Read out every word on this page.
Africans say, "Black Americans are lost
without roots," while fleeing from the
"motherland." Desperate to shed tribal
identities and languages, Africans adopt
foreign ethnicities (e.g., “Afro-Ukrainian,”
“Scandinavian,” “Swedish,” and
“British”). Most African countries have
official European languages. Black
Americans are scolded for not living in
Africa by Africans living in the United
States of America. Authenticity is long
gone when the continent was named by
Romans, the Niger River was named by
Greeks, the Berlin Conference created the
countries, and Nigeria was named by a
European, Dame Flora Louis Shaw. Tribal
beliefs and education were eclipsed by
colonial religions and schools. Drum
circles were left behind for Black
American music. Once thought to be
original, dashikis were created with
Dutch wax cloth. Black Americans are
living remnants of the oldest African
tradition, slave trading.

PROBLEM TO WORK ON
Show each line of the data that contains the string "Africans".

WRITTEN ANSWER
Africans say, "Black Americans are lost
identities and languages, Africans adopt
Africa by Africans living in the United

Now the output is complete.